--- Entries ---
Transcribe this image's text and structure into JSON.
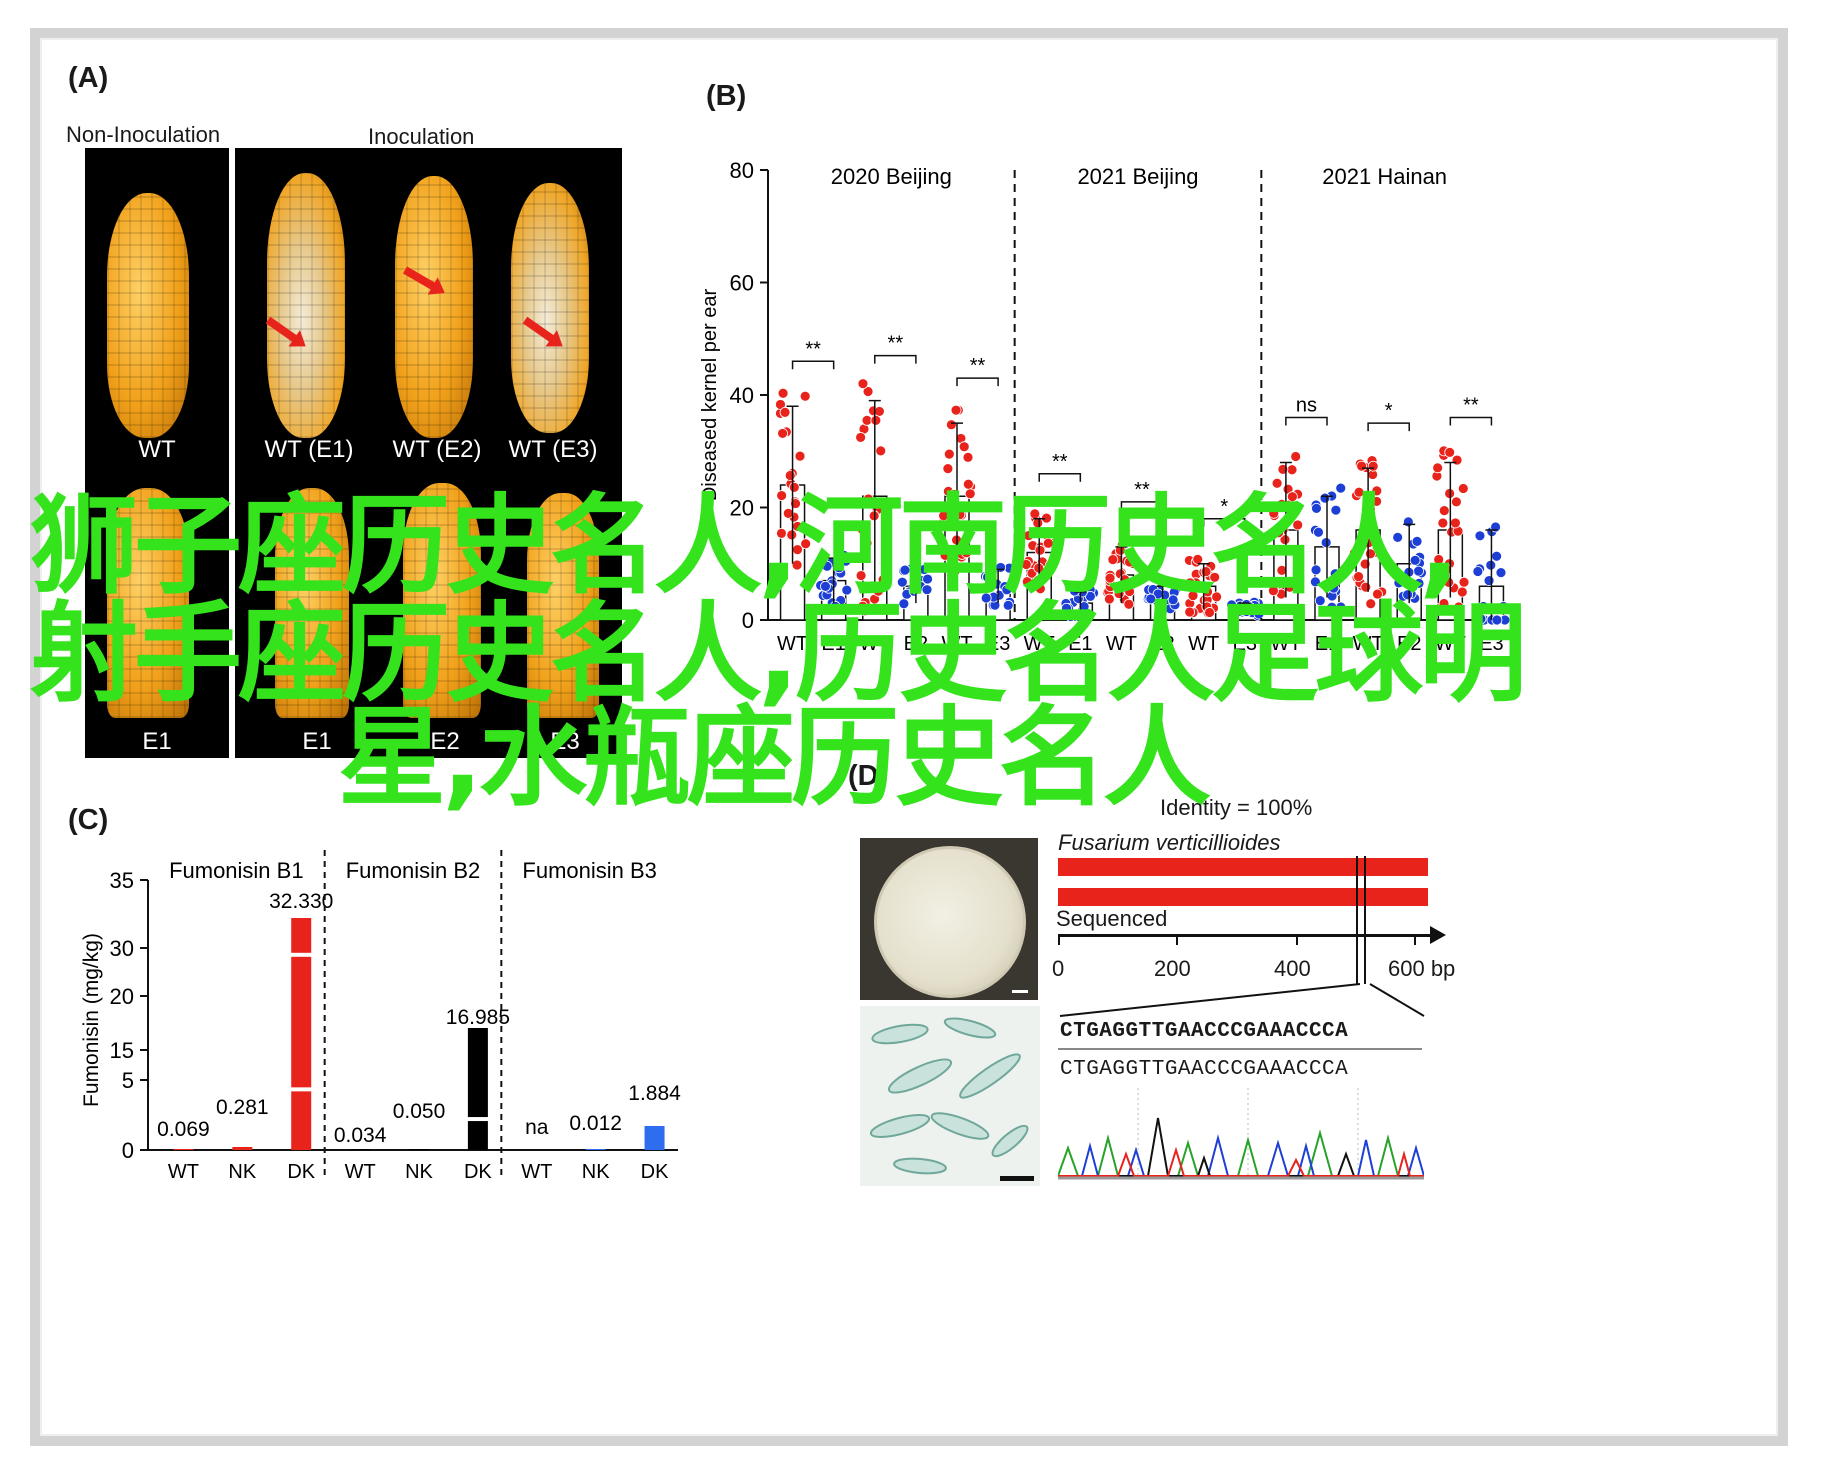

--

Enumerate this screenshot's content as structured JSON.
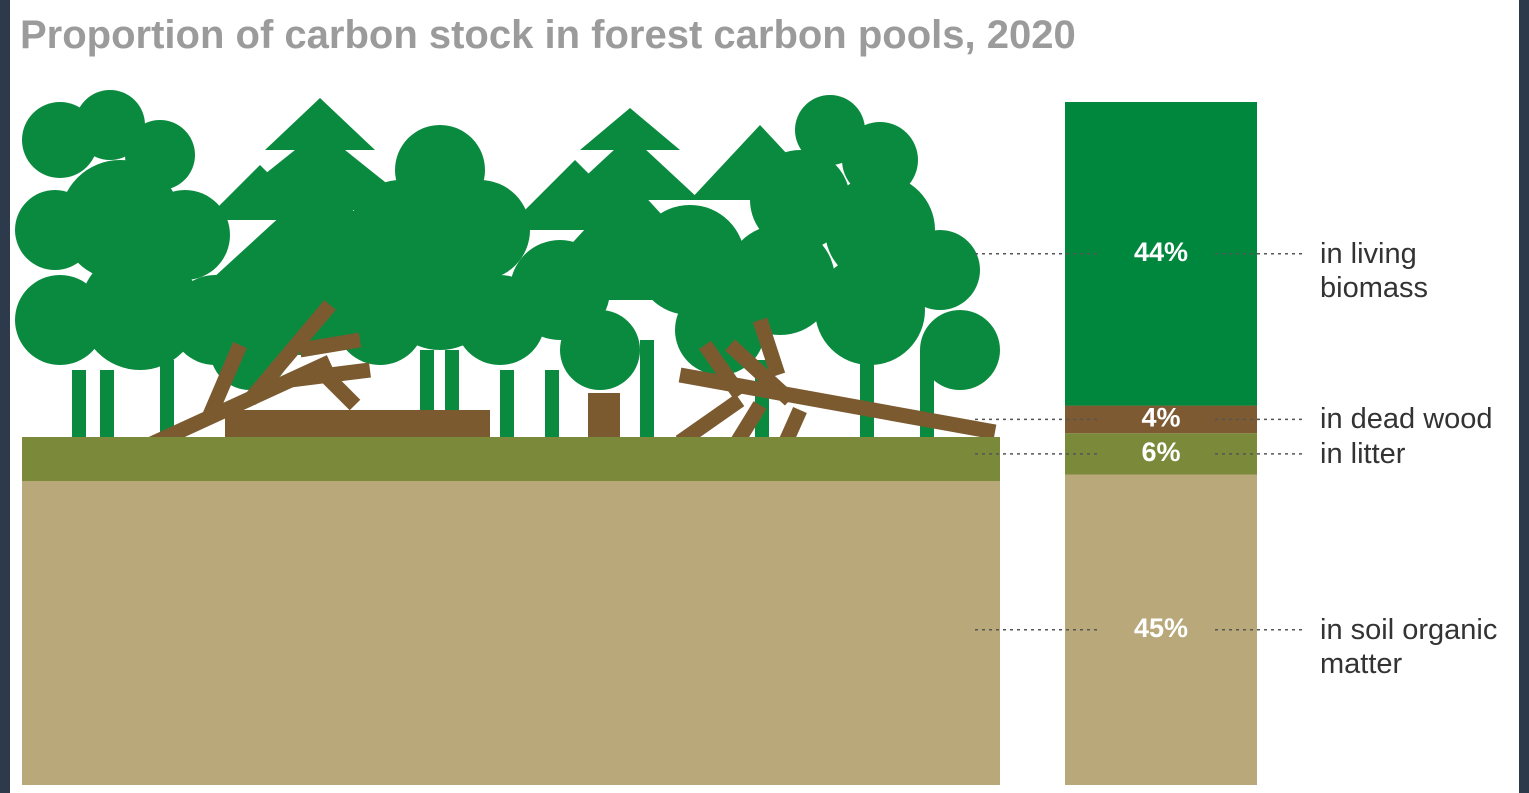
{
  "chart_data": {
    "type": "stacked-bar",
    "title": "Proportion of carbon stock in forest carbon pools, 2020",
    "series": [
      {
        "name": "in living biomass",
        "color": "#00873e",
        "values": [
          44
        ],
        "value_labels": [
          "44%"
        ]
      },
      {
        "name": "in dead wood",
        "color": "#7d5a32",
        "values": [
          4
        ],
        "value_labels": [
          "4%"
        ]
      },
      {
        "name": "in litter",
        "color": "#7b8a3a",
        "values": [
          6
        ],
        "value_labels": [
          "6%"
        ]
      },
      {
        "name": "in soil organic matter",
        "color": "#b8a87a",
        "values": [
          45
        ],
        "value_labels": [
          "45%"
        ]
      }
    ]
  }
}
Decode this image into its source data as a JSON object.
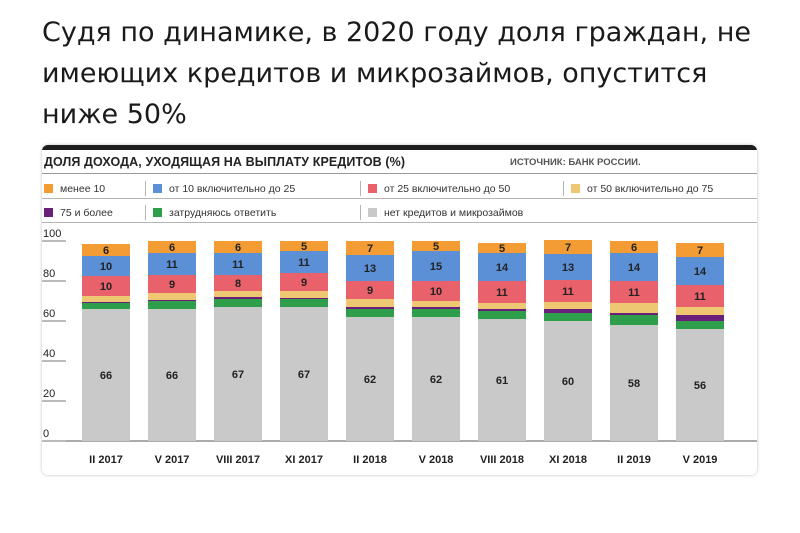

--- Stated task ---
Which lines include the word "image"? List them all.

--- Answer below ---
Transcribe this image's text and structure into JSON.
Decode this image into its source data as a JSON object.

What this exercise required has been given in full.